Stored data:
━━━━━━━━━━
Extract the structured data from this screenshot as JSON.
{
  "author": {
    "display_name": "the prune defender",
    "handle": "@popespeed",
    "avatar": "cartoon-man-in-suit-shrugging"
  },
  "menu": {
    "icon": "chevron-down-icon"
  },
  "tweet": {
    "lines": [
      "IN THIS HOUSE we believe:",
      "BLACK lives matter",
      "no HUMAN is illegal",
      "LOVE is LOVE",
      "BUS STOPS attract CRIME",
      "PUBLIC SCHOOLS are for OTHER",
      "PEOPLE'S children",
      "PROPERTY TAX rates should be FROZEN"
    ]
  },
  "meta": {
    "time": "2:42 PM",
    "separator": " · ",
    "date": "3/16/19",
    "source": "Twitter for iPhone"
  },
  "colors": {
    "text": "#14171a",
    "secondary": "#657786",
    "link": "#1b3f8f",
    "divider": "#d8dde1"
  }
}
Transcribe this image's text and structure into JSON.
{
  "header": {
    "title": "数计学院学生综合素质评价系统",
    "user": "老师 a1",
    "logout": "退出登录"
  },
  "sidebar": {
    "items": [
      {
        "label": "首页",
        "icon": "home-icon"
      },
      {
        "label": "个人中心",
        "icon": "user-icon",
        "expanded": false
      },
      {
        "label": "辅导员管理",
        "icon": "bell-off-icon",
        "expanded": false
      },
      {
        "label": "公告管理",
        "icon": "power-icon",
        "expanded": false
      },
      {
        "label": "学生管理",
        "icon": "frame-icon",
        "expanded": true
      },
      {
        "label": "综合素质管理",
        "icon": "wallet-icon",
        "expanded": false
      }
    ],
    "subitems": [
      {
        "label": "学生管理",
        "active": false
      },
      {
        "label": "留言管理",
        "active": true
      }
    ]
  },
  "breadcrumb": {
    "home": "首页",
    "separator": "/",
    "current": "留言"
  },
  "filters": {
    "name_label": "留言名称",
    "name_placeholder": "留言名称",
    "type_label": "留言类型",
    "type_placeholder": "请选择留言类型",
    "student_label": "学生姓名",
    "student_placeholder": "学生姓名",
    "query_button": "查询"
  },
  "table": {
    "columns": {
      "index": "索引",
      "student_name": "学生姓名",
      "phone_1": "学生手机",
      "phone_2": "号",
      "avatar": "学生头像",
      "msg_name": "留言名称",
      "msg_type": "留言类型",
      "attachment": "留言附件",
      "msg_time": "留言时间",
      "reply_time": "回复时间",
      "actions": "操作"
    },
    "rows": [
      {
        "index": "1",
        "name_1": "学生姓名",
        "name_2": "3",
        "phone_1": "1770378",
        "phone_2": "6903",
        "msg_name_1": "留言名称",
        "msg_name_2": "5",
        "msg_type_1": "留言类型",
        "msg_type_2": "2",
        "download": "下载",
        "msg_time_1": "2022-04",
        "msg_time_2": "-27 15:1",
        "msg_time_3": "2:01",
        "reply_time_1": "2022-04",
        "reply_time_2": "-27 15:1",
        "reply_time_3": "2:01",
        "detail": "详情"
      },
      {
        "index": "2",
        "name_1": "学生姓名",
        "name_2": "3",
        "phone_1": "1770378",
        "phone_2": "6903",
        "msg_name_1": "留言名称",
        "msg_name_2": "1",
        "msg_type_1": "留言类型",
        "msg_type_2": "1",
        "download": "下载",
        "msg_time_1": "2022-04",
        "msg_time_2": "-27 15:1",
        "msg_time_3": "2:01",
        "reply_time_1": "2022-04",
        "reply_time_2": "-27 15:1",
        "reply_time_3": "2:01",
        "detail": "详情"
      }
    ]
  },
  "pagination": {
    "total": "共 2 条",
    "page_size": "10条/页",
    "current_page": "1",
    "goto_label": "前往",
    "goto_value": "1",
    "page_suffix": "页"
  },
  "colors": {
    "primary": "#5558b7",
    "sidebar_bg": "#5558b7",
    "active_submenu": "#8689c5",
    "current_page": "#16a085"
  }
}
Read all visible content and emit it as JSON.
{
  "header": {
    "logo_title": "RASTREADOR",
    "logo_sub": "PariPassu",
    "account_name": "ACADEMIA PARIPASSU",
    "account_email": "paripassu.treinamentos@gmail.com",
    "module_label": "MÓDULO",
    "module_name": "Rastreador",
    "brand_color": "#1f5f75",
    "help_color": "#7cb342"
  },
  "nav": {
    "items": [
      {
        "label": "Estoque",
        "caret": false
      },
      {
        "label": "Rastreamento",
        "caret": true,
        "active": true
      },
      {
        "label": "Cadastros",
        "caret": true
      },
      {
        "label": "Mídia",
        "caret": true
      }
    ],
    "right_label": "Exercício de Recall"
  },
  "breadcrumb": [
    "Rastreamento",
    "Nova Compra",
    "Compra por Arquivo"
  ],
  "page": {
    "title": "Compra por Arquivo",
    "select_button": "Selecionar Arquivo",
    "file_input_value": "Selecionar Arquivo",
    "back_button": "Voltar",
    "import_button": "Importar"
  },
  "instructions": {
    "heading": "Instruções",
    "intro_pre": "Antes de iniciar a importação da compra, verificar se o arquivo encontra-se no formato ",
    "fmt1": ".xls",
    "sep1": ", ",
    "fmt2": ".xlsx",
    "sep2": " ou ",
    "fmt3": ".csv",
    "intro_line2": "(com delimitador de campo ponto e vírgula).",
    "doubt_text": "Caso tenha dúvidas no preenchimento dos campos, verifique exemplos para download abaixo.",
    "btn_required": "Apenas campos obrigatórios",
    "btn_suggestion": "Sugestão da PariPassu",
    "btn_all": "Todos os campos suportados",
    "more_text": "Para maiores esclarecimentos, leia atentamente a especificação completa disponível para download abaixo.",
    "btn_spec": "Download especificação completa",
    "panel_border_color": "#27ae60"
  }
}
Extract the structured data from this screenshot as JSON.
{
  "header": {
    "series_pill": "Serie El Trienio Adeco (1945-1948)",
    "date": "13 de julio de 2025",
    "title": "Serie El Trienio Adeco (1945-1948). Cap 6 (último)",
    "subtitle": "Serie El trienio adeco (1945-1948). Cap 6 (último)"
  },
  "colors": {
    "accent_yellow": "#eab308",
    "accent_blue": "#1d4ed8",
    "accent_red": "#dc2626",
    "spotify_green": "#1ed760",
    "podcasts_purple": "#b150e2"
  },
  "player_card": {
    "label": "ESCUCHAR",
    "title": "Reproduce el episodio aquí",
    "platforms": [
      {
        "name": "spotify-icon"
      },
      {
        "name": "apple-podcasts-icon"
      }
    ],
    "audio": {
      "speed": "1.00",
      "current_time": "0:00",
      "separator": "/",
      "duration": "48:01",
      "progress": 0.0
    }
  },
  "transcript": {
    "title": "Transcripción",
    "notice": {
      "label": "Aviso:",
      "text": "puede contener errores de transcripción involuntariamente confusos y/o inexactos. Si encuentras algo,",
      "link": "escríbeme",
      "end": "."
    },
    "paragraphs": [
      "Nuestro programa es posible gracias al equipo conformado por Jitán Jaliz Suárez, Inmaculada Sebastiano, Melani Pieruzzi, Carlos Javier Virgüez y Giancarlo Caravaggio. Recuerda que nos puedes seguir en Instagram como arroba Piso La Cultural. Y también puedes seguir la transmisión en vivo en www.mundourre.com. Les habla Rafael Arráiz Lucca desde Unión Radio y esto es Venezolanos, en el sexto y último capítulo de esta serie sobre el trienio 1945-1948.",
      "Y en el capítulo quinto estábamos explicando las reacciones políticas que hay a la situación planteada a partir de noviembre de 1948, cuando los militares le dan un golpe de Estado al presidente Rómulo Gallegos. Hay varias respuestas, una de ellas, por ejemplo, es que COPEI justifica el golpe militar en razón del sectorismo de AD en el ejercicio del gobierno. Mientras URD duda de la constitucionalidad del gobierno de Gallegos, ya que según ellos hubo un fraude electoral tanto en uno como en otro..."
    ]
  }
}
━━━━━━━━━━
# DIRECTIONS
Take each line containing the string "completa" and copy it out.

# THE RESPONSE
    "more_text": "Para maiores esclarecimentos, leia atentamente a especificação completa disponível para download abaixo.",
    "btn_spec": "Download especificação completa",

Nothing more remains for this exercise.